**Problems and tasks**
1) Find every line in the records that contains the string "latimes" and copy each one out.
2) Write what comes next in the passage on east-side Olympic hiking, picking up after its final sentence.

**Passage provided**
──────

The main hiking centres are Quilcene on US-101 for the northern Buckhorn approaches, Brinnon at the mouth of the Dosewallips, Eldon and the Hamma Hamma River Road for the central east-side trails, and Hoodsport / Lake Cushman for the southern block above Skokomish country. US-101 runs the length of Hood Canal and links every trailhead access road; Seattle is about a 3-hour drive via the Bremerton or Bainbridge ferries, or a longer highway loop through Tacoma. The Olympic Discovery Trail runs the length of the peninsula for cyclists but does not serve mountain trailheads. Public transport is negligible: Jefferson Transit runs limited service to Quilcene and Brinnon on weekdays, and Mason Transit reaches Hoodsport, but no bus serves the forest roads that lead to the trailheads themselves.
The practical dry-hike season for the east-side alpine runs from mid-July to early October. Snow lingers on the higher passes and summits into July in normal years, sometimes into August after heavy winters; October storms can put fresh snow onto Marmot Pass or Mount Ellinor at any time. The forest walks — Lena Lake, the lower Hamma Hamma trails — are largely snow-free from April to November. Winds on the exposed east-facing ridges are frequently stronger than the sheltered west-side interior; the classic east-side hazard is a warm summer afternoon that draws marine cloud straight up the Hood Canal valleys and reduces summit visibility to zero within an hour. Water is generally available in the valleys but scarce on the ridges above 1,500 m.
Access rules are simpler than the National Park interior. A Northwest Forest Pass ($5 day / $30 annual, or the America the Beautiful pass) is required at Olympic National Forest trailheads with developed facilities — Mount Ellinor upper trailhead, Upper Big Quilcene (Marmot Pass), Mount Townsend, and Lena Lake all require it; Mount Rose is a rare exception with no fee. No permits or reservations are required for day hiking on any of the five routes below. Overnight travel that crosses into Olympic National Park (Upper Lena Lake, the Dosewallips headwaters, the upper Duckabush) requires a park wilderness permit through the ONP Wilderness Information Center; day walkers turning back before the park boundary do not. Bears are present throughout — food storage discipline is required at any planned lunch stop.
The Dosewallips Road is the region’s single major access closure. FSR 2610 has been closed to vehicles since a January 2002 washout at approximately mile 10; a longer washout inspected in 2010 confirmed the closure would remain indefinite. As of the 2026 season the road is berm-blocked and open only to walkers and bikes; reaching the former Dosewallips trailheads (Constance Pass, Dose Meadows, Anderson Pass) now requires a 10–11 km one-way road walk or bike-ride to the old parking area before the trail proper begins. None of the five hikes below rely on Dosewallips access, but parties combining east-side trips should factor this closure into any plan touching the Dosewallips drainage. Verify current status on the Olympic National Forest alerts page before travel.

──────

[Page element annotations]
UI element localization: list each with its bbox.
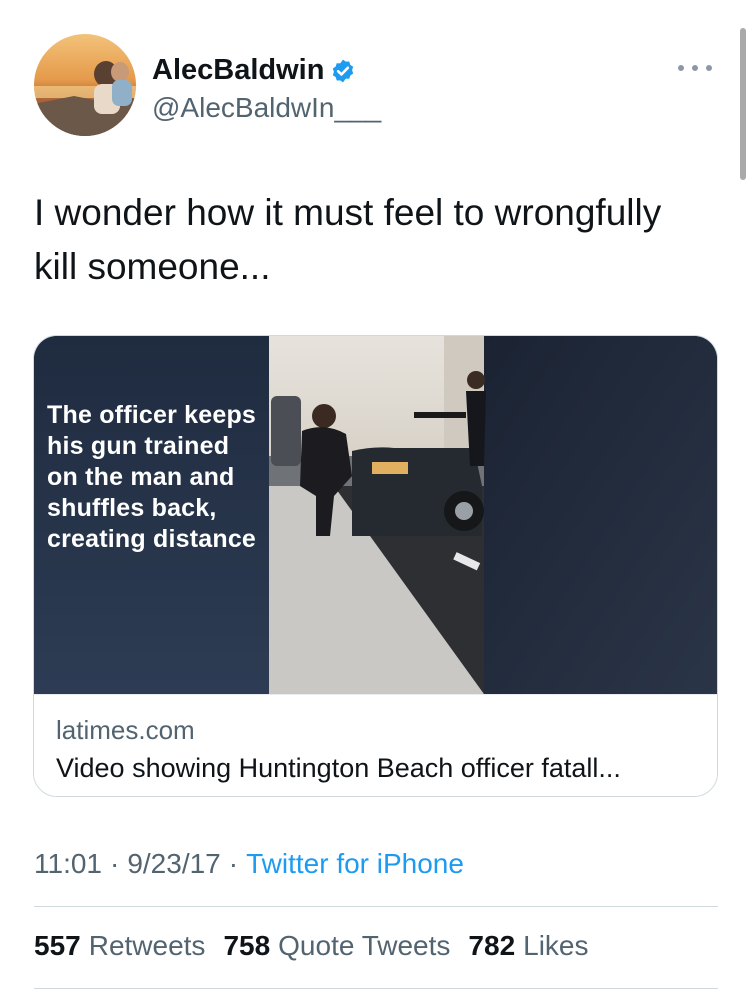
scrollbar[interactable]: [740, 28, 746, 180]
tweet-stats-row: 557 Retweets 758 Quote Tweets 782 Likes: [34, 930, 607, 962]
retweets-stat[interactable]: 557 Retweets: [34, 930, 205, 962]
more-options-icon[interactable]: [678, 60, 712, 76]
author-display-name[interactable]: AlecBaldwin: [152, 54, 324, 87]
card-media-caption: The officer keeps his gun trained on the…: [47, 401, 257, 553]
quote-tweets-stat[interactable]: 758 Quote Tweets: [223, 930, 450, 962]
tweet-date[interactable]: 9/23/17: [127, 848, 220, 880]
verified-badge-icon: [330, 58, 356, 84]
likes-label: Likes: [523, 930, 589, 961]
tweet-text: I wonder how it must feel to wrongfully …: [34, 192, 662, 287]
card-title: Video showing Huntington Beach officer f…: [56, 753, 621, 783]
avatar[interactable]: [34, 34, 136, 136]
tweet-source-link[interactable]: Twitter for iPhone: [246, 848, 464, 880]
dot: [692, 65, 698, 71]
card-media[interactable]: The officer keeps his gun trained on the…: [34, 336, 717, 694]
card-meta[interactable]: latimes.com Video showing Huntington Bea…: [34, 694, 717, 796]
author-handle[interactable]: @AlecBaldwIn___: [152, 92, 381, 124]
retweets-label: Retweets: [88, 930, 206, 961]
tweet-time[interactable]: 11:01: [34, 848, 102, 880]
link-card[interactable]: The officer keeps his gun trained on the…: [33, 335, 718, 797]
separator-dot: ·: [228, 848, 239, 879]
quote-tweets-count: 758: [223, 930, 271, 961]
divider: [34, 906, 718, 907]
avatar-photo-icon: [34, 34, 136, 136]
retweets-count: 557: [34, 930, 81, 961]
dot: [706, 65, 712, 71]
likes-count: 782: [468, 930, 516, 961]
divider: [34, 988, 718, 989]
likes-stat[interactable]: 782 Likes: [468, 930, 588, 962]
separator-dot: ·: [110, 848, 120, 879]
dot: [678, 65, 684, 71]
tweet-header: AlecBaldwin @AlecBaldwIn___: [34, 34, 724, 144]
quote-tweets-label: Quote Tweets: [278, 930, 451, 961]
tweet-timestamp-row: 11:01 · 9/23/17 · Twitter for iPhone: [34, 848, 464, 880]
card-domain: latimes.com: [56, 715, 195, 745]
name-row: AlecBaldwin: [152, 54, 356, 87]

──────

**Solved tasks**
1)
card-meta[interactable]: latimes.com Video showing Huntington Bea…: [34, 694, 717, 796]
card-domain: latimes.com: [56, 715, 195, 745]

2)
Selection rationale
The five hikes below span the four defining experiences of the eastern Olympics. Mount Ellinor via the upper trailhead is the classic east-side summit — short, steep and iconic above Lake Cushman, with a full Hood Canal panorama at the top. Marmot Pass via the Upper Big Quilcene Trail is the region’s finest pass walk, delivering the essential Buckhorn Wilderness meadow-and-summit view for a strong day. Mount Townsend is the long ridge walk from the Quilcene Ranger District — panoramic, blossom-rich and among the widest east-side summit views in the range. Lower Lena Lake is the family-scale forest walk to the peninsula’s largest backcountry lake, and the walking gateway to The Brothers Wilderness. Mount Rose is the steep southern counterpoint above Lake Cushman — a shorter lollipop with a different sector of view than Ellinor and a rare no-fee trailhead. Upper Lena Lake, Mount Zion, Tubal Cain Mine + Buckhorn Mountain, and Silver Lakes are all noted in the follow-up section as strong alternates.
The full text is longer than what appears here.